> What this task involves: Gather from the material every line that contains the string "page".

==*==

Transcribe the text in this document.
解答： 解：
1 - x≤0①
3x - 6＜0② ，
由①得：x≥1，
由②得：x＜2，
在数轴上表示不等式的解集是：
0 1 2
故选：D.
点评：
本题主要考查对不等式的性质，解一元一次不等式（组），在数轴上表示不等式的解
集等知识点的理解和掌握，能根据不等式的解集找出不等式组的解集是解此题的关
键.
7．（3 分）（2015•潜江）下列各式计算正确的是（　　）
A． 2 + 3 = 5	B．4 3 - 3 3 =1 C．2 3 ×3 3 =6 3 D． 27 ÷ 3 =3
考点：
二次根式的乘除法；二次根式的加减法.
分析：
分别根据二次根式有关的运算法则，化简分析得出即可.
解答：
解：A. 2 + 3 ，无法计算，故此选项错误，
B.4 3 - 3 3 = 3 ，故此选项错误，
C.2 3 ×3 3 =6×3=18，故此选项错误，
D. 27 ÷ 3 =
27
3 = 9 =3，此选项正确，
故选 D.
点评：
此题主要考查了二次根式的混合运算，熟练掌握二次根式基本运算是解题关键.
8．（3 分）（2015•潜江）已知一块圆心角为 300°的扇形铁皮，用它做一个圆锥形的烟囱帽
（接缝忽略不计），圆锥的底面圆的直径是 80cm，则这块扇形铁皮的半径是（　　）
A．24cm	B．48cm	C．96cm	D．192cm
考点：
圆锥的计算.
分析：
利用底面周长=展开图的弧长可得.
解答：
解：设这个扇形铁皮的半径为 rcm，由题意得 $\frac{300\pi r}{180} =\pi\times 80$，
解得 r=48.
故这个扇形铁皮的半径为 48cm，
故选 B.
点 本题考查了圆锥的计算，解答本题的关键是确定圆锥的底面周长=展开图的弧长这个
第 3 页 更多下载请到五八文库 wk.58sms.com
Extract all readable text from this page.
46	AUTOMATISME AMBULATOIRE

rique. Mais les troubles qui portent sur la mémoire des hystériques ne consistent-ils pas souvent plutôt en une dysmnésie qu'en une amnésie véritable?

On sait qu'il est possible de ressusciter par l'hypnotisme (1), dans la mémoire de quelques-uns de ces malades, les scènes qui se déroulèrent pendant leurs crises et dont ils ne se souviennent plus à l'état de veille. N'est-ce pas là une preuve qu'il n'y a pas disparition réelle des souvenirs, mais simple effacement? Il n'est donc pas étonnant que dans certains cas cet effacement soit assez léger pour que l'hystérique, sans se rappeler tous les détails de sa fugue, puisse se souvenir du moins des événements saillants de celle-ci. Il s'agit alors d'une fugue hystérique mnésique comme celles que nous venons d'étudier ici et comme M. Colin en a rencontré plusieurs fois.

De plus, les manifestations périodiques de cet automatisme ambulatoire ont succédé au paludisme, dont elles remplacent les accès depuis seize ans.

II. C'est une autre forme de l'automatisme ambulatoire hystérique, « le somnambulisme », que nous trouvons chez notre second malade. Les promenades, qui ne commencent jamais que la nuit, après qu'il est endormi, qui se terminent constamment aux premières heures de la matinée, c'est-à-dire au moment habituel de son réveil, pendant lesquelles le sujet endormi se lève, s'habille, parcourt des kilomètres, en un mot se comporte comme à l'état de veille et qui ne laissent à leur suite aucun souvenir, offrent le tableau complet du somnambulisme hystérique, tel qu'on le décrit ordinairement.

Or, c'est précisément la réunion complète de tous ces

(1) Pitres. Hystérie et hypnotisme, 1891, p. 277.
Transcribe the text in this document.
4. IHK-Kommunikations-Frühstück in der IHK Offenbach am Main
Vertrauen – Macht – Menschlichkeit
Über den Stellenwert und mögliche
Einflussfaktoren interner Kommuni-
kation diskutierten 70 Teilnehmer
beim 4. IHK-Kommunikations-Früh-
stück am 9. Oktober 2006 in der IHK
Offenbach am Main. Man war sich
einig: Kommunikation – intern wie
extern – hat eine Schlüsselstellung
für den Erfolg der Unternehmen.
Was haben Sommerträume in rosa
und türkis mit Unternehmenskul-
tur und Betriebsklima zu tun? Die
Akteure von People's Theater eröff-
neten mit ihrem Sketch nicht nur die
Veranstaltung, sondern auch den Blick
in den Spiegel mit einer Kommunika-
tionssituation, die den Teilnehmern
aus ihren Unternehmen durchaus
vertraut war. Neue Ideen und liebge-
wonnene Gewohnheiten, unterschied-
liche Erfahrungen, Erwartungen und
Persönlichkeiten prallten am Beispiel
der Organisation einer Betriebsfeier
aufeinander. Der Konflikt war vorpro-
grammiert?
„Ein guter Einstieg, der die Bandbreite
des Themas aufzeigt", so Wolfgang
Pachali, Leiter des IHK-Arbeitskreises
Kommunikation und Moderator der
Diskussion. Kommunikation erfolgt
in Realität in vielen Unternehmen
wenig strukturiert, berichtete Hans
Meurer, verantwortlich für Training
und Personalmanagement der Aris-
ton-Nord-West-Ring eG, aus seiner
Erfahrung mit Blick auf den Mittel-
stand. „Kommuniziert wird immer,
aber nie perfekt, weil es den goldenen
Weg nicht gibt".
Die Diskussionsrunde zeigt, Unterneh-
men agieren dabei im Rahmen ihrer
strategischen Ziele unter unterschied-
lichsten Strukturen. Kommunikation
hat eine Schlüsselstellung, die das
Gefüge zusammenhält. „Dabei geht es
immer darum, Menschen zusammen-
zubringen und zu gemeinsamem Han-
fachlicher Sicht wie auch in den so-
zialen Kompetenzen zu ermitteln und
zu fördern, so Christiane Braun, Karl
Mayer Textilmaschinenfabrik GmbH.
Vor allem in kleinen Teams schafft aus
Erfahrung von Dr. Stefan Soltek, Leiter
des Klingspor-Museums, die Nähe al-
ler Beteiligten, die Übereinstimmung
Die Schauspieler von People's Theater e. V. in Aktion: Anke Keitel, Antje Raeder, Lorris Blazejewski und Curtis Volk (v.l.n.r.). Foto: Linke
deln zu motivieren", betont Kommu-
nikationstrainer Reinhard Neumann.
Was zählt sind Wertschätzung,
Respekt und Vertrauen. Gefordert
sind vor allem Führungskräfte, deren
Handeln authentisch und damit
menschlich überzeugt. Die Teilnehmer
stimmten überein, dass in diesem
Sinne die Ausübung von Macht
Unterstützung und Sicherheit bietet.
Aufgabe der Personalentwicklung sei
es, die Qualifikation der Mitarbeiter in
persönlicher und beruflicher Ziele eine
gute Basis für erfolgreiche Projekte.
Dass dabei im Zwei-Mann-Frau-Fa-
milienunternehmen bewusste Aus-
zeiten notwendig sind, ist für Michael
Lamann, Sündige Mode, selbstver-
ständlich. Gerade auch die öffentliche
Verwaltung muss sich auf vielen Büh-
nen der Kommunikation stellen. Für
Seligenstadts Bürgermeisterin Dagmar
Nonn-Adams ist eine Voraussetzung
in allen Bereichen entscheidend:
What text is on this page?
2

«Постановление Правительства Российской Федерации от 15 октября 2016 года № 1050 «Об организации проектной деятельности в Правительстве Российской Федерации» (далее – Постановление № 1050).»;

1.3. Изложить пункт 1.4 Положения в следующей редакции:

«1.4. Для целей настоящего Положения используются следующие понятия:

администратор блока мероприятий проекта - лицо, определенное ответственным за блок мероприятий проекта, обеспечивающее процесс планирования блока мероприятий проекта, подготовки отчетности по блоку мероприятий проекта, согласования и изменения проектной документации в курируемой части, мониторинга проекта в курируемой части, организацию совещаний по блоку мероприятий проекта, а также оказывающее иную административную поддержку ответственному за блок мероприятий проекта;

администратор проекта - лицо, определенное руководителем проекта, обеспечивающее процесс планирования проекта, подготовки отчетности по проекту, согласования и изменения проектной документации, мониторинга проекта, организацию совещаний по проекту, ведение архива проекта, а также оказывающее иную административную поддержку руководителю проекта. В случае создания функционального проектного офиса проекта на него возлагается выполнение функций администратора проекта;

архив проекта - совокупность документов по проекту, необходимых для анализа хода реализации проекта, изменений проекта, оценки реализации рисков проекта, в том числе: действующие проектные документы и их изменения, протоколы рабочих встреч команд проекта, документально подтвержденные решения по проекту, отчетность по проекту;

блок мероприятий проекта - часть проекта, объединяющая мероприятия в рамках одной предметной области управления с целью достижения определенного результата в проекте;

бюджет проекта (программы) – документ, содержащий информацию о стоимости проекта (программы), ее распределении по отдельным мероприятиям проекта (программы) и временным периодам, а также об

==*==

> Answer to the exercise:
Extract all readable text from this page.
What text is on this page?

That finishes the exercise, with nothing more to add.